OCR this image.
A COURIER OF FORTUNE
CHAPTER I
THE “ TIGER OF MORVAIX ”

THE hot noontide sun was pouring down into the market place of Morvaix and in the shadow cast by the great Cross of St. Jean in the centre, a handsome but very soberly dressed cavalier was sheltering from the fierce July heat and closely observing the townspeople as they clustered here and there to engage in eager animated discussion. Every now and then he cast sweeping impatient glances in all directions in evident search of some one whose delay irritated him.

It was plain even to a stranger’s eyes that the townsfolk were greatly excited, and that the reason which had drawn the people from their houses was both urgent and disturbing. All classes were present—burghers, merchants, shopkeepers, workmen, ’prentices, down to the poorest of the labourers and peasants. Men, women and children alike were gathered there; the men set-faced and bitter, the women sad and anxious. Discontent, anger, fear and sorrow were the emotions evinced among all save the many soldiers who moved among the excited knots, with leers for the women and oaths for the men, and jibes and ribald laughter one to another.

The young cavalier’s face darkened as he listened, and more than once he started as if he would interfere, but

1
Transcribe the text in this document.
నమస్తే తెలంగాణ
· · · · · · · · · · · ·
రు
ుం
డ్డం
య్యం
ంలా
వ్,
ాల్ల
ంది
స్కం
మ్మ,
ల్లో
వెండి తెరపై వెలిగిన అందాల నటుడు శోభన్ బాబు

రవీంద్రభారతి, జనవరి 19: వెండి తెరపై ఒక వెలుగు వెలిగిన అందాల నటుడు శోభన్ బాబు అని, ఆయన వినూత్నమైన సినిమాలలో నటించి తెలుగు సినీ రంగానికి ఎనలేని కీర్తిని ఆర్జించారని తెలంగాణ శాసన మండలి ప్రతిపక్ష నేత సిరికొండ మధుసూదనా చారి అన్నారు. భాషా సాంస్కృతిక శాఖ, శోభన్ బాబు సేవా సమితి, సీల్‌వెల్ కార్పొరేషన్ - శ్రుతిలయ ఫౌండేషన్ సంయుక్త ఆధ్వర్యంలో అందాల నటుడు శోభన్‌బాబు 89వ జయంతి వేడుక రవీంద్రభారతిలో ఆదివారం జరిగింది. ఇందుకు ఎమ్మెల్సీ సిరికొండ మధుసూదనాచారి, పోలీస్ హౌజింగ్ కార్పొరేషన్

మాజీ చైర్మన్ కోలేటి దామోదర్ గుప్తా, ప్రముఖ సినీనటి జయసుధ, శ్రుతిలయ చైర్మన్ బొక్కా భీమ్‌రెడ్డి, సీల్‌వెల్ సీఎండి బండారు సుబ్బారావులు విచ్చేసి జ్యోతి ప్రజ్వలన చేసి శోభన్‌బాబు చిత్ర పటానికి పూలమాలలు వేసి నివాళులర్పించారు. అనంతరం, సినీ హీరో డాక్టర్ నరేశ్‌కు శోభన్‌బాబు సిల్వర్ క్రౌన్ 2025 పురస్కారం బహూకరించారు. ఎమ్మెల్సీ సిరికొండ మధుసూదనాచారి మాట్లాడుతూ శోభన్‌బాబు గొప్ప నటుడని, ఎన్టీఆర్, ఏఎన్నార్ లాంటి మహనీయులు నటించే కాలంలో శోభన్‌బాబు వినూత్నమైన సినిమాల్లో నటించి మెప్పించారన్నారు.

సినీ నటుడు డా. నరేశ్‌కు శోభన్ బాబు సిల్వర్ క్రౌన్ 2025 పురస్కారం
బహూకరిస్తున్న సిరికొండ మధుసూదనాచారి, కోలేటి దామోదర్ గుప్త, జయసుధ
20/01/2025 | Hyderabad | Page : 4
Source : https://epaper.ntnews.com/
+--
** Short task **
Whenever "this" turns up in a line, pick that line out.

** Answer to the problem **
OCR this image.
Transcribe the text in this document.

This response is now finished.